begin Data excerpts
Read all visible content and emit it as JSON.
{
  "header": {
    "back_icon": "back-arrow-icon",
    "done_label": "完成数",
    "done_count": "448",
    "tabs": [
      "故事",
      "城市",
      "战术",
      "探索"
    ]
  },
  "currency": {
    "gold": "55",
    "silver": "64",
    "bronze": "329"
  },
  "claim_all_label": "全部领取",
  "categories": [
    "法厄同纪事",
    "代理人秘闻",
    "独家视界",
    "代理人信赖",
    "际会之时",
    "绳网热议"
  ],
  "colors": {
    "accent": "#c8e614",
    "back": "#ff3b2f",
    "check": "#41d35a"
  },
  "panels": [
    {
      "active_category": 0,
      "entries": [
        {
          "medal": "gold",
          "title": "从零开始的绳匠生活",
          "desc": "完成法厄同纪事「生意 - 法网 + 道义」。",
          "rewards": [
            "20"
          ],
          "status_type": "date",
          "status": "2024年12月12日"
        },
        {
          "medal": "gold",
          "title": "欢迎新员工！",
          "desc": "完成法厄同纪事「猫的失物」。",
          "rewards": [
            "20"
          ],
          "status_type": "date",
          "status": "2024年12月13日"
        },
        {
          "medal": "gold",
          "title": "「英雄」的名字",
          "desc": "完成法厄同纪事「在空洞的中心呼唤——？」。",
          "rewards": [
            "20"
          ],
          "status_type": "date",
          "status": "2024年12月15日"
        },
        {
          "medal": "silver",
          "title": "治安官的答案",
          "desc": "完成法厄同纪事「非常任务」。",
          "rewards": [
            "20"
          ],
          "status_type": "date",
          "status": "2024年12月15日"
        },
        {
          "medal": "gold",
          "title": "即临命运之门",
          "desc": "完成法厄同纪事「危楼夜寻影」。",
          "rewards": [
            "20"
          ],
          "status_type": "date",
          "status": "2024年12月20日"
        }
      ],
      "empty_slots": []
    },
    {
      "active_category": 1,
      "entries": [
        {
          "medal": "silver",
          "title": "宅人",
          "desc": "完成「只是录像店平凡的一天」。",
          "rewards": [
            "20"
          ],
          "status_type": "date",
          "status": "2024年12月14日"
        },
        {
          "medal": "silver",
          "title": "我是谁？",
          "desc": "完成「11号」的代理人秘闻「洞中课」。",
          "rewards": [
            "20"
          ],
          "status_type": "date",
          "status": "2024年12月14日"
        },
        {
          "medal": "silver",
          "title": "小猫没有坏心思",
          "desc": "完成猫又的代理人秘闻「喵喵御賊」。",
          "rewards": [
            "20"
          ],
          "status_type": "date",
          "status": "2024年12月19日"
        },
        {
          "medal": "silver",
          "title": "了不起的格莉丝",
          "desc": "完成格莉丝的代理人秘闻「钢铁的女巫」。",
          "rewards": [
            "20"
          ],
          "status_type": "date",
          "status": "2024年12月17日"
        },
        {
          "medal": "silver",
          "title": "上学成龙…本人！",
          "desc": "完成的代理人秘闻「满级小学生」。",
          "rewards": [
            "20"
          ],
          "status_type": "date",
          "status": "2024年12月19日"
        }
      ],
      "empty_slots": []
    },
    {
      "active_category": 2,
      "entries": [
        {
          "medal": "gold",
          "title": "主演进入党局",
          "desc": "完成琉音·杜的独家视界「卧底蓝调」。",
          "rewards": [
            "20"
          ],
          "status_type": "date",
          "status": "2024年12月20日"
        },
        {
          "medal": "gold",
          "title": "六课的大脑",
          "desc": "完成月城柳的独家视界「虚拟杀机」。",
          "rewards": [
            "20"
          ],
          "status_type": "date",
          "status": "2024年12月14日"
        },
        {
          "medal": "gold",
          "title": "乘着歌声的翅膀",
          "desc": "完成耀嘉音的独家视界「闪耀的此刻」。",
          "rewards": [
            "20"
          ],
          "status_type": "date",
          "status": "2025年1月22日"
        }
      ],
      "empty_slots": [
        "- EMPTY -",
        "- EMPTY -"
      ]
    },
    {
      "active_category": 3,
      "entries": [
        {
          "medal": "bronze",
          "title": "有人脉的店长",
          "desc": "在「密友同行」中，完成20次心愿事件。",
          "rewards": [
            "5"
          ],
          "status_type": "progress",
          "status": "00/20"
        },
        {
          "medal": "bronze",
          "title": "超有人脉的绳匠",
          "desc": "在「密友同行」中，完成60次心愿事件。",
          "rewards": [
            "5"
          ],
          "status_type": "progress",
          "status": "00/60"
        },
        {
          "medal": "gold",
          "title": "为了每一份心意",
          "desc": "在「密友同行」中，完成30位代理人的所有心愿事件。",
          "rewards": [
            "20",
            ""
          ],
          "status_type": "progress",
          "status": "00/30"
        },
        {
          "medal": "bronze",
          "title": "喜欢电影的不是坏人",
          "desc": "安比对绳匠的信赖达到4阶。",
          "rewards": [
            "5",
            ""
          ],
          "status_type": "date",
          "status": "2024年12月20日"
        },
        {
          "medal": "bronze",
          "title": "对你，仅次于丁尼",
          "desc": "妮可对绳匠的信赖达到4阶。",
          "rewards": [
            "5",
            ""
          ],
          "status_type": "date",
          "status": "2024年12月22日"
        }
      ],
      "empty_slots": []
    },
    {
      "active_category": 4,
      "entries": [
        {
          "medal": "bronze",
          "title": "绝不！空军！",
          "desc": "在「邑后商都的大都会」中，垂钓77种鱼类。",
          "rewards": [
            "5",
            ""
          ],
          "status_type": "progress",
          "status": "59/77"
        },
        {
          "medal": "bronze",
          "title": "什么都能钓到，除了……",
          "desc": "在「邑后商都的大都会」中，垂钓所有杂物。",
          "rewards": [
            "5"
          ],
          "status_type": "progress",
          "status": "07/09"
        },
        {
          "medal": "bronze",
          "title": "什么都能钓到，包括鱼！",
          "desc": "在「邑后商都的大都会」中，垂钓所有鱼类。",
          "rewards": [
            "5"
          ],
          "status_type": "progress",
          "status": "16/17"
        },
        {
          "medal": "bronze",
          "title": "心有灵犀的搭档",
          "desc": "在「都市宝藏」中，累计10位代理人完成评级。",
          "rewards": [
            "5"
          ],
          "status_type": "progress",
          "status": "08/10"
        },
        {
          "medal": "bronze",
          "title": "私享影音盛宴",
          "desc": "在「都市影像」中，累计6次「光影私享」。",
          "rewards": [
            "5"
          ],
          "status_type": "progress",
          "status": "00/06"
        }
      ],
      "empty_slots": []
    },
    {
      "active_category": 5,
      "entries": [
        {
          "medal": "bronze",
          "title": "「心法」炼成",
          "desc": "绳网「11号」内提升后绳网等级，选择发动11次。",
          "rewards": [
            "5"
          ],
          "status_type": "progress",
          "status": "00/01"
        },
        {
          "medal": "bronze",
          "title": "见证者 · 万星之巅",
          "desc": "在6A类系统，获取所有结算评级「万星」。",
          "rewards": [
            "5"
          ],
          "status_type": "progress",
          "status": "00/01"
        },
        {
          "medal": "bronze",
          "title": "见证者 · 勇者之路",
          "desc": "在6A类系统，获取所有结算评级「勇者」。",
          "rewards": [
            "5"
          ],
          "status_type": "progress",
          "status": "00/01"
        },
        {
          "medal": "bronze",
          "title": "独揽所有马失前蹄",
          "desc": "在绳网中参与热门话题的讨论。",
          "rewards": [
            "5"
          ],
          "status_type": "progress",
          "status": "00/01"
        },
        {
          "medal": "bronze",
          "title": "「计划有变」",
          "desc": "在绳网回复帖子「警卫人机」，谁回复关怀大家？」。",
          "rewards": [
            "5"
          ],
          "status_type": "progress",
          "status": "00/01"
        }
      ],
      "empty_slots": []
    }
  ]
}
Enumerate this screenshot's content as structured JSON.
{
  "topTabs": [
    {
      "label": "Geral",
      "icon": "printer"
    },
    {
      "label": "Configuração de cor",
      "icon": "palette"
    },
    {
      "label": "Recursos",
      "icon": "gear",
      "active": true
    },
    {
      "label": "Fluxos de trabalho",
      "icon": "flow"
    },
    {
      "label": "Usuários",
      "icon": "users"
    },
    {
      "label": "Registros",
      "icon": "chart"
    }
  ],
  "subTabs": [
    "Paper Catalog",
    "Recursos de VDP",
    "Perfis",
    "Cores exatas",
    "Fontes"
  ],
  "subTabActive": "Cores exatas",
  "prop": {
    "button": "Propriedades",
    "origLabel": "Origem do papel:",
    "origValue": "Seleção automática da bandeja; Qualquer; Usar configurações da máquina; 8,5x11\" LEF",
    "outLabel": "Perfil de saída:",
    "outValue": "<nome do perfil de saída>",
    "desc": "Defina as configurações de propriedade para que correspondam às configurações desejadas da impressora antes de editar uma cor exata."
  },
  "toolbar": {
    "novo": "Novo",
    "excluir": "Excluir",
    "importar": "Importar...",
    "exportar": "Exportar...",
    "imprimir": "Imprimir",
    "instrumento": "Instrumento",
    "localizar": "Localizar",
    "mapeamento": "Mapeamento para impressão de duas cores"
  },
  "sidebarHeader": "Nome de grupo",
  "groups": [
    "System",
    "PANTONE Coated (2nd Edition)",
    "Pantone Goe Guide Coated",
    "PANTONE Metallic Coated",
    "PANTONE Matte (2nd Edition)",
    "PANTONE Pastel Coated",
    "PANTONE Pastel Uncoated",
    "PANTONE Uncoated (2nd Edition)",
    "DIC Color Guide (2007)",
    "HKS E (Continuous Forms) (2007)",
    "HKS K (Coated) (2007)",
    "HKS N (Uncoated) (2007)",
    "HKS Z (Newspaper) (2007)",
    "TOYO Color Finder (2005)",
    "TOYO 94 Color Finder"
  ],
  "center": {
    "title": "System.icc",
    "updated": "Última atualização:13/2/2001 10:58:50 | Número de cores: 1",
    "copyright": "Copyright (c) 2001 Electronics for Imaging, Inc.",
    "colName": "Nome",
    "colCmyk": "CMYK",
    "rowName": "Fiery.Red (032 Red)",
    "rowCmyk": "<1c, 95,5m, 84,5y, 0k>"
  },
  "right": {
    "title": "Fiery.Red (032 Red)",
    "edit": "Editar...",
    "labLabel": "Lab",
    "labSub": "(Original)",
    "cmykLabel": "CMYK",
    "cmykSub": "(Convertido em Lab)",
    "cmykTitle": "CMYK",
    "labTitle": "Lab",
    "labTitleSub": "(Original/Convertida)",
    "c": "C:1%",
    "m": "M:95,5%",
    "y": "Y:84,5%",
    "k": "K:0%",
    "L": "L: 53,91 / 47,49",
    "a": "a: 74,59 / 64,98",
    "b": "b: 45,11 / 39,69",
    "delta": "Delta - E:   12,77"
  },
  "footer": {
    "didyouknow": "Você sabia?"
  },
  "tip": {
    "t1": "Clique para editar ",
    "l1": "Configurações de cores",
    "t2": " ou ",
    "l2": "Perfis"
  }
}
end Data excerpts
What you are asked to do – Show every line in the records above that contains the word "Finder".

Solution –
    "TOYO Color Finder (2005)",
    "TOYO 94 Color Finder"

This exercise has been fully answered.